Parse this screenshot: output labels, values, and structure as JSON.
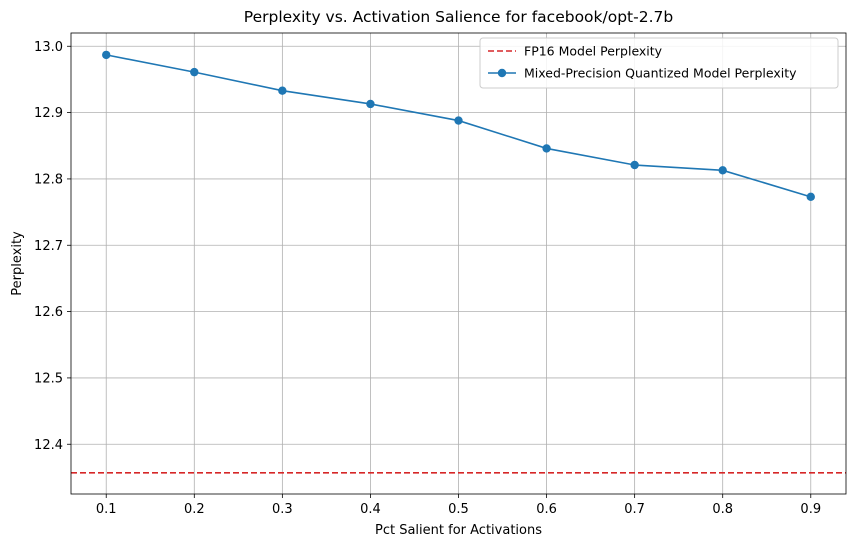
{
  "chart_data": {
    "type": "line",
    "title": "Perplexity vs. Activation Salience for facebook/opt-2.7b",
    "xlabel": "Pct Salient for Activations",
    "ylabel": "Perplexity",
    "xlim": [
      0.06,
      0.94
    ],
    "ylim": [
      12.325,
      13.02
    ],
    "x_ticks": [
      "0.1",
      "0.2",
      "0.3",
      "0.4",
      "0.5",
      "0.6",
      "0.7",
      "0.8",
      "0.9"
    ],
    "y_ticks": [
      "12.4",
      "12.5",
      "12.6",
      "12.7",
      "12.8",
      "12.9",
      "13.0"
    ],
    "grid": true,
    "legend_position": "upper right",
    "series": [
      {
        "name": "FP16 Model Perplexity",
        "style": "dashed-hline",
        "color": "#d62728",
        "y": 12.357
      },
      {
        "name": "Mixed-Precision Quantized Model Perplexity",
        "style": "line-markers",
        "color": "#1f77b4",
        "x": [
          0.1,
          0.2,
          0.3,
          0.4,
          0.5,
          0.6,
          0.7,
          0.8,
          0.9
        ],
        "y": [
          12.987,
          12.961,
          12.933,
          12.913,
          12.888,
          12.846,
          12.821,
          12.813,
          12.773
        ]
      }
    ]
  }
}
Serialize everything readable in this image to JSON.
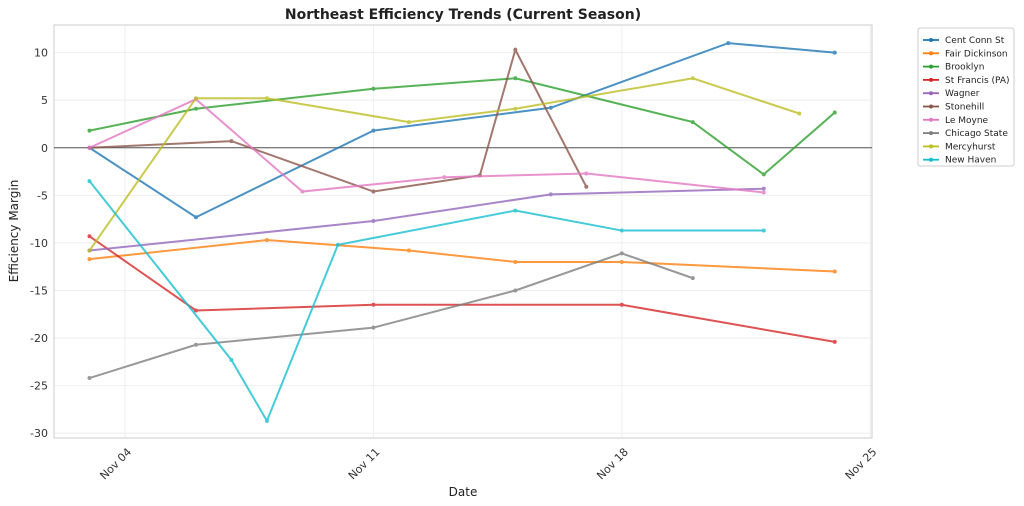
{
  "chart_data": {
    "type": "line",
    "title": "Northeast Efficiency Trends (Current Season)",
    "xlabel": "Date",
    "ylabel": "Efficiency Margin",
    "x_unit": "day of November",
    "xlim": [
      2.0,
      25.05
    ],
    "ylim": [
      -30.5,
      12.9
    ],
    "xticks": [
      {
        "value": 4,
        "label": "Nov 04"
      },
      {
        "value": 11,
        "label": "Nov 11"
      },
      {
        "value": 18,
        "label": "Nov 18"
      },
      {
        "value": 25,
        "label": "Nov 25"
      }
    ],
    "yticks": [
      10,
      5,
      0,
      -5,
      -10,
      -15,
      -20,
      -25,
      -30
    ],
    "grid": true,
    "zero_line": true,
    "legend_position": "outside-top-right",
    "series": [
      {
        "name": "Cent Conn St",
        "color": "#1f77b4",
        "x": [
          3,
          6,
          11,
          16,
          21,
          24
        ],
        "values": [
          0,
          -7.3,
          1.8,
          4.2,
          11.0,
          10.0
        ]
      },
      {
        "name": "Fair Dickinson",
        "color": "#ff7f0e",
        "x": [
          3,
          8,
          12,
          15,
          18,
          24
        ],
        "values": [
          -11.7,
          -9.7,
          -10.8,
          -12.0,
          -12.0,
          -13.0
        ]
      },
      {
        "name": "Brooklyn",
        "color": "#2ca02c",
        "x": [
          3,
          6,
          11,
          15,
          20,
          22,
          24
        ],
        "values": [
          1.8,
          4.1,
          6.2,
          7.3,
          2.7,
          -2.8,
          3.7
        ]
      },
      {
        "name": "St Francis (PA)",
        "color": "#d62728",
        "x": [
          3,
          6,
          11,
          18,
          24
        ],
        "values": [
          -9.3,
          -17.1,
          -16.5,
          -16.5,
          -20.4
        ]
      },
      {
        "name": "Wagner",
        "color": "#9467bd",
        "x": [
          3,
          11,
          16,
          22
        ],
        "values": [
          -10.8,
          -7.7,
          -4.9,
          -4.3
        ]
      },
      {
        "name": "Stonehill",
        "color": "#8c564b",
        "x": [
          3,
          7,
          11,
          14,
          15,
          17
        ],
        "values": [
          0,
          0.7,
          -4.6,
          -2.9,
          10.3,
          -4.1
        ]
      },
      {
        "name": "Le Moyne",
        "color": "#e377c2",
        "x": [
          3,
          6,
          9,
          13,
          17,
          22
        ],
        "values": [
          0,
          5.1,
          -4.6,
          -3.1,
          -2.7,
          -4.7
        ]
      },
      {
        "name": "Chicago State",
        "color": "#7f7f7f",
        "x": [
          3,
          6,
          11,
          15,
          18,
          20
        ],
        "values": [
          -24.2,
          -20.7,
          -18.9,
          -15.0,
          -11.1,
          -13.7
        ]
      },
      {
        "name": "Mercyhurst",
        "color": "#bcbd22",
        "x": [
          3,
          6,
          8,
          12,
          15,
          20,
          23
        ],
        "values": [
          -10.8,
          5.2,
          5.2,
          2.7,
          4.1,
          7.3,
          3.6
        ]
      },
      {
        "name": "New Haven",
        "color": "#17becf",
        "x": [
          3,
          7,
          8,
          10,
          15,
          18,
          22
        ],
        "values": [
          -3.5,
          -22.3,
          -28.7,
          -10.2,
          -6.6,
          -8.7,
          -8.7
        ]
      }
    ]
  }
}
■ ■ ■ ■ ■
**Task**
Report all lines of the material that contain the word "this".

**Exercise answer**
Parse this screenshot: output labels, values, and structure as JSON.
Serialize everything readable in this image to JSON.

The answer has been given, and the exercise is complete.